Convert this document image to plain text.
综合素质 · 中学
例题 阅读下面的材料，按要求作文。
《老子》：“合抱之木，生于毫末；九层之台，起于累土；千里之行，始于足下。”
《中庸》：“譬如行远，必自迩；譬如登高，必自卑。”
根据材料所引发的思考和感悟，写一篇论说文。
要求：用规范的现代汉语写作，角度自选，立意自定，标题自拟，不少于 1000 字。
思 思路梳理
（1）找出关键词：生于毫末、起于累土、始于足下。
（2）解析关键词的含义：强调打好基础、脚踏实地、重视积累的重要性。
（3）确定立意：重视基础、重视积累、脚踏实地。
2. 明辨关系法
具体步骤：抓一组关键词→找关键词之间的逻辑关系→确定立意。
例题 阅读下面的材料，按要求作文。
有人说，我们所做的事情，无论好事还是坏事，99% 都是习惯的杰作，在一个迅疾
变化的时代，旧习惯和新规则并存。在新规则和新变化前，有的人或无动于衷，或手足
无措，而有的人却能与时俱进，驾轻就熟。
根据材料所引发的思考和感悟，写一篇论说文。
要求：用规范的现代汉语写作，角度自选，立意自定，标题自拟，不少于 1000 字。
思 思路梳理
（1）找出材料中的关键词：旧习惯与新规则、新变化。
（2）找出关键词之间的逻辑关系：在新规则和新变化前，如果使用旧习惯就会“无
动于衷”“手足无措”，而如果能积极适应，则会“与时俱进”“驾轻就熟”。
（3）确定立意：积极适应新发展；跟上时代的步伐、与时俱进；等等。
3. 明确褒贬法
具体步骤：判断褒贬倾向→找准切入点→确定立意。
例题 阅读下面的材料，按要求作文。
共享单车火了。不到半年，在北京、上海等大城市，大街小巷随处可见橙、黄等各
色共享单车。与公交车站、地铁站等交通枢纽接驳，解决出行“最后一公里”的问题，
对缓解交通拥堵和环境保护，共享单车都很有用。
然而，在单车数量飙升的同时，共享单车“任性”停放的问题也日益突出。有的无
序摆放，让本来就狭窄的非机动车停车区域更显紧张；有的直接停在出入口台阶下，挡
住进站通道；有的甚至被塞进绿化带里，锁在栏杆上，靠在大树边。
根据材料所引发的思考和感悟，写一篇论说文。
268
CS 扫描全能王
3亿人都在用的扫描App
* * * *
* Stated goal
Return the entries in full, keeping every line exactly as it is.

* Solution to this exercise
Convert this document image to plain text.
综合素质 · 中学
例题 阅读下面的材料，按要求作文。
《老子》：“合抱之木，生于毫末；九层之台，起于累土；千里之行，始于足下。”
《中庸》：“譬如行远，必自迩；譬如登高，必自卑。”
根据材料所引发的思考和感悟，写一篇论说文。
要求：用规范的现代汉语写作，角度自选，立意自定，标题自拟，不少于 1000 字。
思 思路梳理
（1）找出关键词：生于毫末、起于累土、始于足下。
（2）解析关键词的含义：强调打好基础、脚踏实地、重视积累的重要性。
（3）确定立意：重视基础、重视积累、脚踏实地。
2. 明辨关系法
具体步骤：抓一组关键词→找关键词之间的逻辑关系→确定立意。
例题 阅读下面的材料，按要求作文。
有人说，我们所做的事情，无论好事还是坏事，99% 都是习惯的杰作，在一个迅疾
变化的时代，旧习惯和新规则并存。在新规则和新变化前，有的人或无动于衷，或手足
无措，而有的人却能与时俱进，驾轻就熟。
根据材料所引发的思考和感悟，写一篇论说文。
要求：用规范的现代汉语写作，角度自选，立意自定，标题自拟，不少于 1000 字。
思 思路梳理
（1）找出材料中的关键词：旧习惯与新规则、新变化。
（2）找出关键词之间的逻辑关系：在新规则和新变化前，如果使用旧习惯就会“无
动于衷”“手足无措”，而如果能积极适应，则会“与时俱进”“驾轻就熟”。
（3）确定立意：积极适应新发展；跟上时代的步伐、与时俱进；等等。
3. 明确褒贬法
具体步骤：判断褒贬倾向→找准切入点→确定立意。
例题 阅读下面的材料，按要求作文。
共享单车火了。不到半年，在北京、上海等大城市，大街小巷随处可见橙、黄等各
色共享单车。与公交车站、地铁站等交通枢纽接驳，解决出行“最后一公里”的问题，
对缓解交通拥堵和环境保护，共享单车都很有用。
然而，在单车数量飙升的同时，共享单车“任性”停放的问题也日益突出。有的无
序摆放，让本来就狭窄的非机动车停车区域更显紧张；有的直接停在出入口台阶下，挡
住进站通道；有的甚至被塞进绿化带里，锁在栏杆上，靠在大树边。
根据材料所引发的思考和感悟，写一篇论说文。
268
CS 扫描全能王
3亿人都在用的扫描App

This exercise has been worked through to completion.